**Task instructions**
Set out each line from the following listing that includes the word "trial".

----- Data for this exercise

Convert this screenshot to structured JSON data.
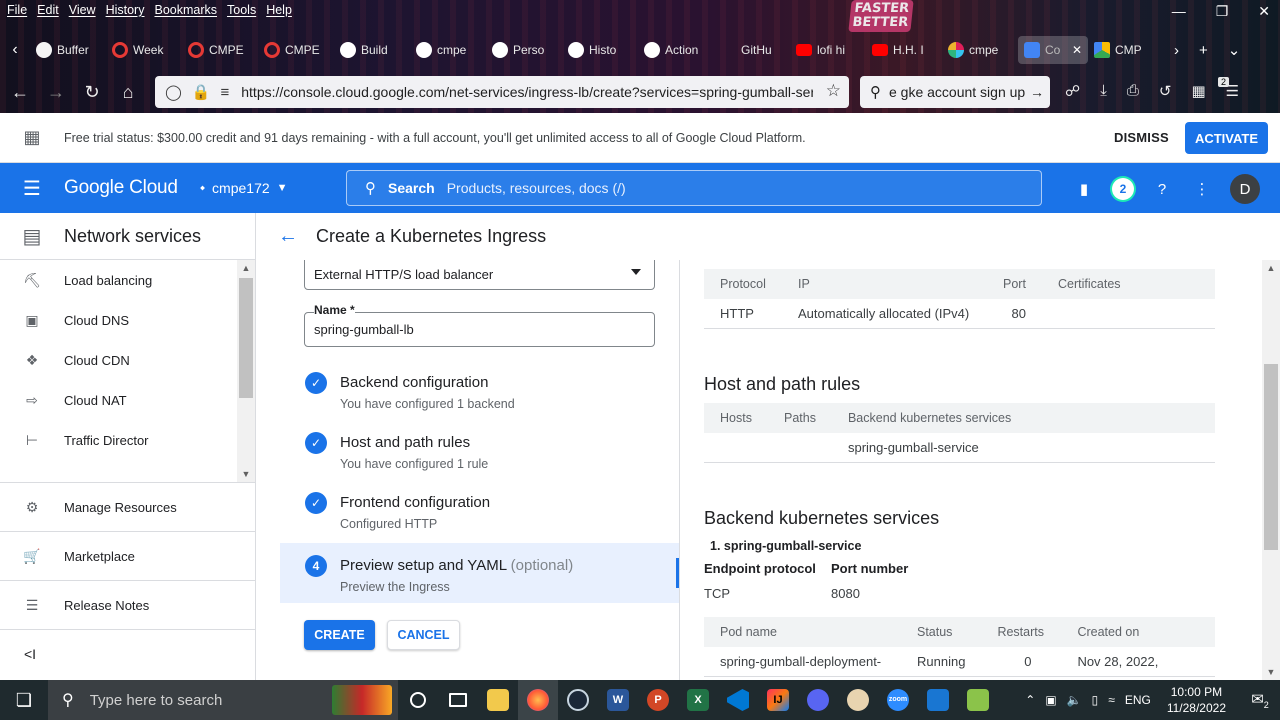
{
  "browser": {
    "menu": [
      "File",
      "Edit",
      "View",
      "History",
      "Bookmarks",
      "Tools",
      "Help"
    ],
    "neon_sign": "FASTER BETTER",
    "tabs": [
      {
        "label": "Buffer",
        "color": "#f5f5f5"
      },
      {
        "label": "Week",
        "color": "#e53935"
      },
      {
        "label": "CMPE",
        "color": "#e53935"
      },
      {
        "label": "CMPE",
        "color": "#e53935"
      },
      {
        "label": "Build",
        "color": "#ffffff"
      },
      {
        "label": "cmpe",
        "color": "#ffffff"
      },
      {
        "label": "Perso",
        "color": "#ffffff"
      },
      {
        "label": "Histo",
        "color": "#ffffff"
      },
      {
        "label": "Action",
        "color": "#ffffff"
      },
      {
        "label": "GitHu",
        "color": "#9e9e9e"
      },
      {
        "label": "lofi hi",
        "color": "#ff0000"
      },
      {
        "label": "H.H. I",
        "color": "#ff0000"
      },
      {
        "label": "cmpe",
        "color": "#e91e63"
      },
      {
        "label": "Co",
        "color": "#4285f4"
      },
      {
        "label": "CMP",
        "color": "#34a853"
      }
    ],
    "url": "https://console.cloud.google.com/net-services/ingress-lb/create?services=spring-gumball-serv",
    "search": "e gke account sign up",
    "toolbar_badge": "2"
  },
  "trial": {
    "message": "Free trial status: $300.00 credit and 91 days remaining - with a full account, you'll get unlimited access to all of Google Cloud Platform.",
    "dismiss": "DISMISS",
    "activate": "ACTIVATE"
  },
  "header": {
    "logo": "Google Cloud",
    "project": "cmpe172",
    "search_label": "Search",
    "search_placeholder": "Products, resources, docs (/)",
    "notifications": "2",
    "avatar": "D"
  },
  "sidebar": {
    "title": "Network services",
    "items": [
      {
        "label": "Load balancing",
        "icon": "load-balancing-icon"
      },
      {
        "label": "Cloud DNS",
        "icon": "dns-icon"
      },
      {
        "label": "Cloud CDN",
        "icon": "cdn-icon"
      },
      {
        "label": "Cloud NAT",
        "icon": "nat-icon"
      },
      {
        "label": "Traffic Director",
        "icon": "traffic-director-icon"
      }
    ],
    "bottom": [
      {
        "label": "Manage Resources",
        "icon": "manage-resources-icon"
      },
      {
        "label": "Marketplace",
        "icon": "marketplace-icon"
      },
      {
        "label": "Release Notes",
        "icon": "release-notes-icon"
      }
    ],
    "collapse": "<I"
  },
  "page": {
    "title": "Create a Kubernetes Ingress",
    "lb_type": "External HTTP/S load balancer",
    "name_label": "Name *",
    "name_value": "spring-gumball-lb",
    "steps": [
      {
        "title": "Backend configuration",
        "sub": "You have configured 1 backend",
        "marker": "✓"
      },
      {
        "title": "Host and path rules",
        "sub": "You have configured 1 rule",
        "marker": "✓"
      },
      {
        "title": "Frontend configuration",
        "sub": "Configured HTTP",
        "marker": "✓"
      },
      {
        "title": "Preview setup and YAML",
        "optional": "(optional)",
        "sub": "Preview the Ingress",
        "marker": "4"
      }
    ],
    "create": "CREATE",
    "cancel": "CANCEL"
  },
  "preview": {
    "frontend_headers": [
      "Protocol",
      "IP",
      "Port",
      "Certificates"
    ],
    "frontend_row": [
      "HTTP",
      "Automatically allocated (IPv4)",
      "80",
      ""
    ],
    "host_title": "Host and path rules",
    "host_headers": [
      "Hosts",
      "Paths",
      "Backend kubernetes services"
    ],
    "host_row": [
      "",
      "",
      "spring-gumball-service"
    ],
    "backend_title": "Backend kubernetes services",
    "backend_item": "1.   spring-gumball-service",
    "endpoint_label": "Endpoint protocol",
    "port_label": "Port number",
    "endpoint_value": "TCP",
    "port_value": "8080",
    "pod_headers": [
      "Pod name",
      "Status",
      "Restarts",
      "Created on"
    ],
    "pod_row": [
      "spring-gumball-deployment-",
      "Running",
      "0",
      "Nov 28, 2022,"
    ]
  },
  "taskbar": {
    "search_placeholder": "Type here to search",
    "language": "ENG",
    "time": "10:00 PM",
    "date": "11/28/2022",
    "notifications": "2"
  }
}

----------

**Correct response**
  "trial": {
    "message": "Free trial status: $300.00 credit and 91 days remaining - with a full account, you'll get unlimited access to all of Google Cloud Platform.",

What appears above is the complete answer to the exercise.